### What is being asked
In the data below, find every line with the string "virtuais" and pull it out.

### A run of records
— BEGIN —

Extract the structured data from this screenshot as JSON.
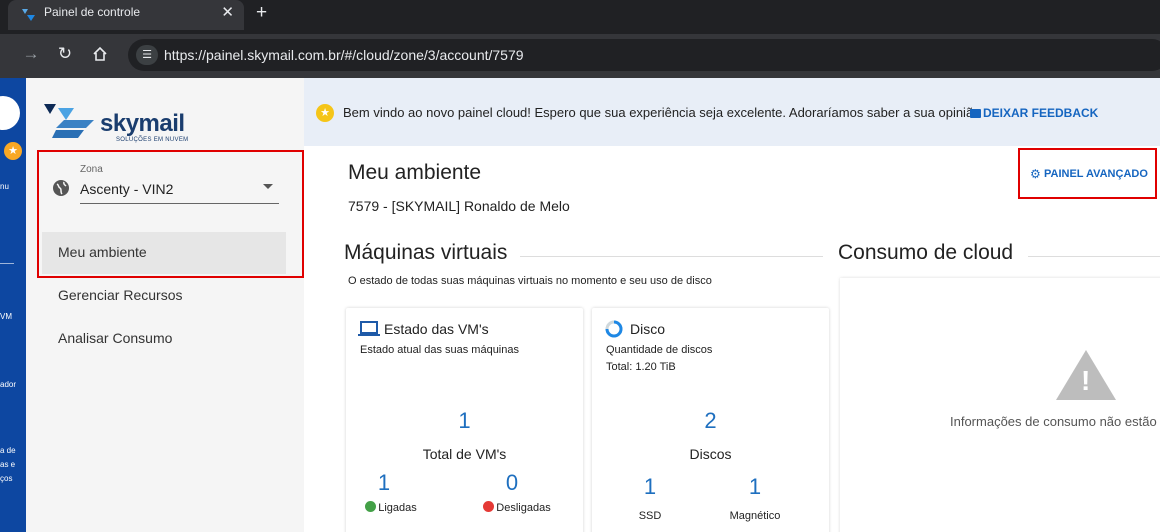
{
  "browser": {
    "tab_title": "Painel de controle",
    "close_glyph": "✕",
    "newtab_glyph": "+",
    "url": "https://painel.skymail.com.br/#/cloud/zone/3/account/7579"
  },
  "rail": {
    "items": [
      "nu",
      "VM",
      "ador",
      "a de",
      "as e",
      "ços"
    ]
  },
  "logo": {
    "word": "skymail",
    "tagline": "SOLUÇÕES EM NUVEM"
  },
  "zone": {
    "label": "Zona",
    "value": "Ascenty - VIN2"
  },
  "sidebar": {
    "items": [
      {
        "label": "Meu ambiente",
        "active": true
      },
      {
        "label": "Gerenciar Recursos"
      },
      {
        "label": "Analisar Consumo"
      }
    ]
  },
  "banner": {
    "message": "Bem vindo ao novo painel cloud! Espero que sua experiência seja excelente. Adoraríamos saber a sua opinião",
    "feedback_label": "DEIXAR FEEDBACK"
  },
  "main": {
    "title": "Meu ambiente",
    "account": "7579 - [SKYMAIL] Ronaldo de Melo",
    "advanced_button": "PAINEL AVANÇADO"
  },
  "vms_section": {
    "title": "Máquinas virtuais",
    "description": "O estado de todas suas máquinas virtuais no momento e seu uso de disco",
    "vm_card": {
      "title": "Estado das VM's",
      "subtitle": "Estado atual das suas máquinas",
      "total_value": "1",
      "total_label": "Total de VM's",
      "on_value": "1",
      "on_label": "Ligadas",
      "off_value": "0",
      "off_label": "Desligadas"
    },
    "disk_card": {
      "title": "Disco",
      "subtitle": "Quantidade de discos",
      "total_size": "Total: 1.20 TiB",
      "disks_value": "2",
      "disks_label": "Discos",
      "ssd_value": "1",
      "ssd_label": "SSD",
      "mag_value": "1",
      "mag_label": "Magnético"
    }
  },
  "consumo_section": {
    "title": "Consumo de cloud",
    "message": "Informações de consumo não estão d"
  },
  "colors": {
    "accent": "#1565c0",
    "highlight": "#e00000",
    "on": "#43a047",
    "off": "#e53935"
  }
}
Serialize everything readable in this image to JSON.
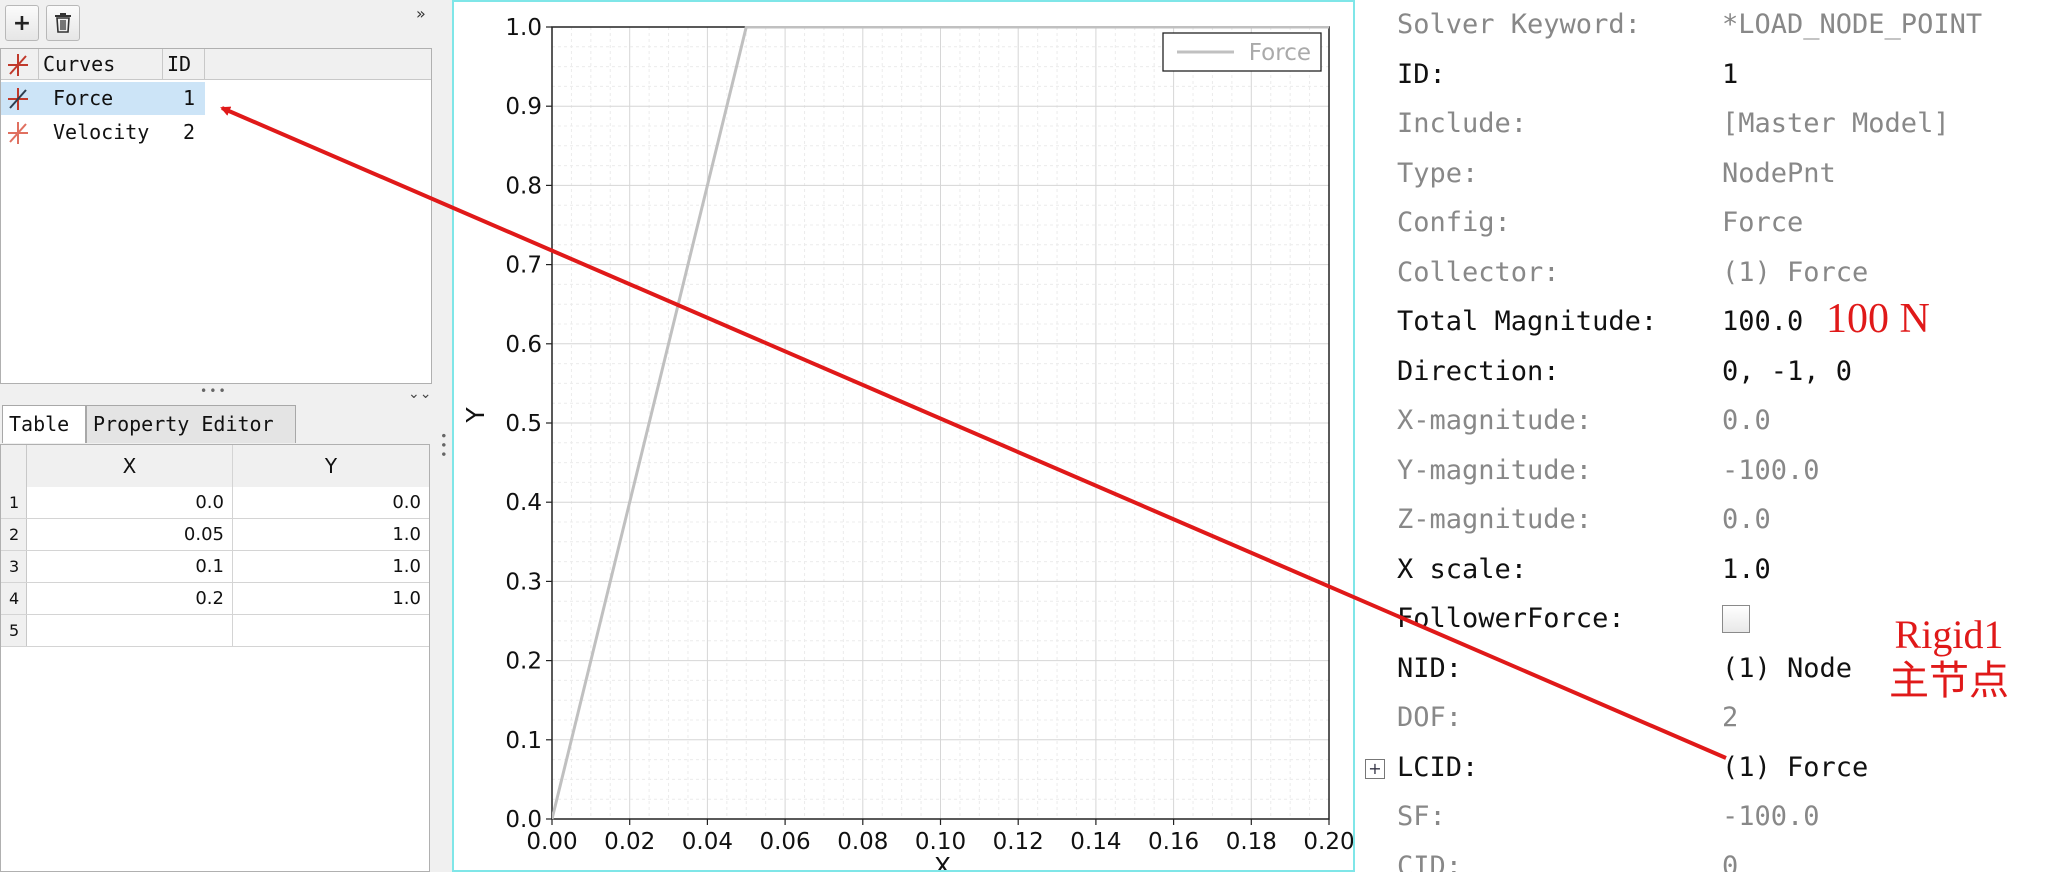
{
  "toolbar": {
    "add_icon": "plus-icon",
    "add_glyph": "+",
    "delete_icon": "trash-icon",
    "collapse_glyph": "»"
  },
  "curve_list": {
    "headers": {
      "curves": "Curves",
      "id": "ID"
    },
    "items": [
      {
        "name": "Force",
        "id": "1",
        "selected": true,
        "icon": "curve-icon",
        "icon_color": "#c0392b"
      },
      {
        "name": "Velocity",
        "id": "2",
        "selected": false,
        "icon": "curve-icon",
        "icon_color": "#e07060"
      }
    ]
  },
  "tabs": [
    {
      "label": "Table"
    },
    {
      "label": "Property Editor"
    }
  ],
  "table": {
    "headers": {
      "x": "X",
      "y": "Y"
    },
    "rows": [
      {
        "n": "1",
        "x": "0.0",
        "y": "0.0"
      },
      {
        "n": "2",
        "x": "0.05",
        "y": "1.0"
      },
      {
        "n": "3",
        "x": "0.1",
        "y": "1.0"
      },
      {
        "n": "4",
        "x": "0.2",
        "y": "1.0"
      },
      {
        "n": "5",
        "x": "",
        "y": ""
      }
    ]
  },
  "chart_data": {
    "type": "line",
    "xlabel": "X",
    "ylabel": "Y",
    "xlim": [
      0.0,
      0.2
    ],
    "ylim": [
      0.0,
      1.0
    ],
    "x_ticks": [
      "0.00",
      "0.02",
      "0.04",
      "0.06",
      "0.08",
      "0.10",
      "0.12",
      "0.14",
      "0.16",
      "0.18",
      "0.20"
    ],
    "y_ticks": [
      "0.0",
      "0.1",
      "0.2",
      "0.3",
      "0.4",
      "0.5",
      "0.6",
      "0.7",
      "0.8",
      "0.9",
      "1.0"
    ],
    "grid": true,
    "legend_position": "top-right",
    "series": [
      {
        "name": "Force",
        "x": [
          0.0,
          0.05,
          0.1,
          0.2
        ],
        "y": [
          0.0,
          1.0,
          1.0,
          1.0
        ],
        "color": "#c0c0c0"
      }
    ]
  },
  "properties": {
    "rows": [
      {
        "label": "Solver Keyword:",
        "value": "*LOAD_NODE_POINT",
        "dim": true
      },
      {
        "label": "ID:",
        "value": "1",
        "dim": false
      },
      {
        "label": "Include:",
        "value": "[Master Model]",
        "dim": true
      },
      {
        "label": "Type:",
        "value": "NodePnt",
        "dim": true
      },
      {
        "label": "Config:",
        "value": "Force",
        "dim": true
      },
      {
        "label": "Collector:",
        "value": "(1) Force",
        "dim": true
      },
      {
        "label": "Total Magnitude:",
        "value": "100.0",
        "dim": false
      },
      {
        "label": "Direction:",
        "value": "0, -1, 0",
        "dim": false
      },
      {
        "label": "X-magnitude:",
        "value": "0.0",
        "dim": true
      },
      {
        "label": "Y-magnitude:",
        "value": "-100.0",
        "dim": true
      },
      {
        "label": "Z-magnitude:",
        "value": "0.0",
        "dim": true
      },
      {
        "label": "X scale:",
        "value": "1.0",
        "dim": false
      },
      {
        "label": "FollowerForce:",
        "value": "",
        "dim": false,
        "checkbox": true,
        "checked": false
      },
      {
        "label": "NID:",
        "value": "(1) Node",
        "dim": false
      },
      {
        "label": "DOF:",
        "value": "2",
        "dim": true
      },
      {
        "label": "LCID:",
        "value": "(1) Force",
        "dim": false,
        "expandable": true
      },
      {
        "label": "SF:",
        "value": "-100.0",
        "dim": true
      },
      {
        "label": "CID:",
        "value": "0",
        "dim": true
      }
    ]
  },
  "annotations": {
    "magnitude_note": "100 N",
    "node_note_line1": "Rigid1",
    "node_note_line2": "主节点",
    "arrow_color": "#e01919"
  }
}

— END —

### Solution to this exercise
    "title": "Máquinas virtuais",
    "description": "O estado de todas suas máquinas virtuais no momento e seu uso de disco",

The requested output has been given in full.